## The exercise
Each entry must appear again exactly as it does in the source.

-- Begin --

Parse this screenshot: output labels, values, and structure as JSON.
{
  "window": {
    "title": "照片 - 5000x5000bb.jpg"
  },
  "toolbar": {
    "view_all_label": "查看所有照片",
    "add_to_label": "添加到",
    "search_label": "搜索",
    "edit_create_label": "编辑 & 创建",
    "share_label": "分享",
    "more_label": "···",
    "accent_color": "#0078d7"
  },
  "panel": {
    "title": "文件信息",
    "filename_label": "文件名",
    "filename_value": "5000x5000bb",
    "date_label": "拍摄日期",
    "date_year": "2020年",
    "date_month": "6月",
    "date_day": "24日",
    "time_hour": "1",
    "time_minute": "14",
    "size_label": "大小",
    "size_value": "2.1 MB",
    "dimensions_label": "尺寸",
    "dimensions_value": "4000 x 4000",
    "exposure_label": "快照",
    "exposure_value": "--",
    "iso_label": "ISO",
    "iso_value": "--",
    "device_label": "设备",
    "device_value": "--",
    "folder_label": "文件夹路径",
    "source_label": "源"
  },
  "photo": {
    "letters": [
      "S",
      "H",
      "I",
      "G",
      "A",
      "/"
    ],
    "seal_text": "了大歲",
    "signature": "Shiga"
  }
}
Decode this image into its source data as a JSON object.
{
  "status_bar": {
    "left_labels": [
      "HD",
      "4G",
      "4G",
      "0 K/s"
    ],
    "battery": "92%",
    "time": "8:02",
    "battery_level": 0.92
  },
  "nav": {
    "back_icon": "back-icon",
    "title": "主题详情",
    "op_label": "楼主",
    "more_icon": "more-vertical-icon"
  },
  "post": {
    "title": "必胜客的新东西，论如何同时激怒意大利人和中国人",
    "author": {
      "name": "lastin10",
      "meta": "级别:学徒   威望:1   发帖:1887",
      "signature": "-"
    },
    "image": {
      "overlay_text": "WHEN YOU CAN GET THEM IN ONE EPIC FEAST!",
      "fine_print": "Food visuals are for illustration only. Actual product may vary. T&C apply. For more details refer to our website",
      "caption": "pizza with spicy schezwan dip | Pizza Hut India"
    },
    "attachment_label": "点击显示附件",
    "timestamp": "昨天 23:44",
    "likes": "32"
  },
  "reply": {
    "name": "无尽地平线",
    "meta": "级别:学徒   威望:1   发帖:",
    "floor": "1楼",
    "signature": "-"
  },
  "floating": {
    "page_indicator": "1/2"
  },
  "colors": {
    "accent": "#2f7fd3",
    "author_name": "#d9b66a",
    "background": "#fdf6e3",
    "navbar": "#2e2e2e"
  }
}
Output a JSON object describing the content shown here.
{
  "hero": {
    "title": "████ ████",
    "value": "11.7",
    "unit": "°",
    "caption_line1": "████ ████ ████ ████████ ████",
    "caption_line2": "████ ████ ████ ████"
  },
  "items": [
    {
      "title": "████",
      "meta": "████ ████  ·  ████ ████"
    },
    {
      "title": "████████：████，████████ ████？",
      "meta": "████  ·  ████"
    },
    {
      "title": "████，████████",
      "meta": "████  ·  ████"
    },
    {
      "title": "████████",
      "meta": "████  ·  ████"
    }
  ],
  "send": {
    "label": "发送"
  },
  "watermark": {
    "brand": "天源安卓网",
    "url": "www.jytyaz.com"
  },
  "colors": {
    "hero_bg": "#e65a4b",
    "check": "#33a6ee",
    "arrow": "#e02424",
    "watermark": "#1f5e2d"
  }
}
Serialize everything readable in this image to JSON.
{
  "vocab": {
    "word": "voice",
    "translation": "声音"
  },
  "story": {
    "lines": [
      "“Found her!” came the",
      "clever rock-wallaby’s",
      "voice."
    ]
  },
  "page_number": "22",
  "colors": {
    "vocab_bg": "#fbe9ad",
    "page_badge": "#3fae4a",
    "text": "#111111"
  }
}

-- End --

## Reply to the task
Parse this screenshot: output labels, values, and structure as JSON.
{
  "window": {
    "title": "照片 - 5000x5000bb.jpg"
  },
  "toolbar": {
    "view_all_label": "查看所有照片",
    "add_to_label": "添加到",
    "search_label": "搜索",
    "edit_create_label": "编辑 & 创建",
    "share_label": "分享",
    "more_label": "···",
    "accent_color": "#0078d7"
  },
  "panel": {
    "title": "文件信息",
    "filename_label": "文件名",
    "filename_value": "5000x5000bb",
    "date_label": "拍摄日期",
    "date_year": "2020年",
    "date_month": "6月",
    "date_day": "24日",
    "time_hour": "1",
    "time_minute": "14",
    "size_label": "大小",
    "size_value": "2.1 MB",
    "dimensions_label": "尺寸",
    "dimensions_value": "4000 x 4000",
    "exposure_label": "快照",
    "exposure_value": "--",
    "iso_label": "ISO",
    "iso_value": "--",
    "device_label": "设备",
    "device_value": "--",
    "folder_label": "文件夹路径",
    "source_label": "源"
  },
  "photo": {
    "letters": [
      "S",
      "H",
      "I",
      "G",
      "A",
      "/"
    ],
    "seal_text": "了大歲",
    "signature": "Shiga"
  }
}
Decode this image into its source data as a JSON object.
{
  "status_bar": {
    "left_labels": [
      "HD",
      "4G",
      "4G",
      "0 K/s"
    ],
    "battery": "92%",
    "time": "8:02",
    "battery_level": 0.92
  },
  "nav": {
    "back_icon": "back-icon",
    "title": "主题详情",
    "op_label": "楼主",
    "more_icon": "more-vertical-icon"
  },
  "post": {
    "title": "必胜客的新东西，论如何同时激怒意大利人和中国人",
    "author": {
      "name": "lastin10",
      "meta": "级别:学徒   威望:1   发帖:1887",
      "signature": "-"
    },
    "image": {
      "overlay_text": "WHEN YOU CAN GET THEM IN ONE EPIC FEAST!",
      "fine_print": "Food visuals are for illustration only. Actual product may vary. T&C apply. For more details refer to our website",
      "caption": "pizza with spicy schezwan dip | Pizza Hut India"
    },
    "attachment_label": "点击显示附件",
    "timestamp": "昨天 23:44",
    "likes": "32"
  },
  "reply": {
    "name": "无尽地平线",
    "meta": "级别:学徒   威望:1   发帖:",
    "floor": "1楼",
    "signature": "-"
  },
  "floating": {
    "page_indicator": "1/2"
  },
  "colors": {
    "accent": "#2f7fd3",
    "author_name": "#d9b66a",
    "background": "#fdf6e3",
    "navbar": "#2e2e2e"
  }
}
Output a JSON object describing the content shown here.
{
  "hero": {
    "title": "████ ████",
    "value": "11.7",
    "unit": "°",
    "caption_line1": "████ ████ ████ ████████ ████",
    "caption_line2": "████ ████ ████ ████"
  },
  "items": [
    {
      "title": "████",
      "meta": "████ ████  ·  ████ ████"
    },
    {
      "title": "████████：████，████████ ████？",
      "meta": "████  ·  ████"
    },
    {
      "title": "████，████████",
      "meta": "████  ·  ████"
    },
    {
      "title": "████████",
      "meta": "████  ·  ████"
    }
  ],
  "send": {
    "label": "发送"
  },
  "watermark": {
    "brand": "天源安卓网",
    "url": "www.jytyaz.com"
  },
  "colors": {
    "hero_bg": "#e65a4b",
    "check": "#33a6ee",
    "arrow": "#e02424",
    "watermark": "#1f5e2d"
  }
}
Serialize everything readable in this image to JSON.
{
  "vocab": {
    "word": "voice",
    "translation": "声音"
  },
  "story": {
    "lines": [
      "“Found her!” came the",
      "clever rock-wallaby’s",
      "voice."
    ]
  },
  "page_number": "22",
  "colors": {
    "vocab_bg": "#fbe9ad",
    "page_badge": "#3fae4a",
    "text": "#111111"
  }
}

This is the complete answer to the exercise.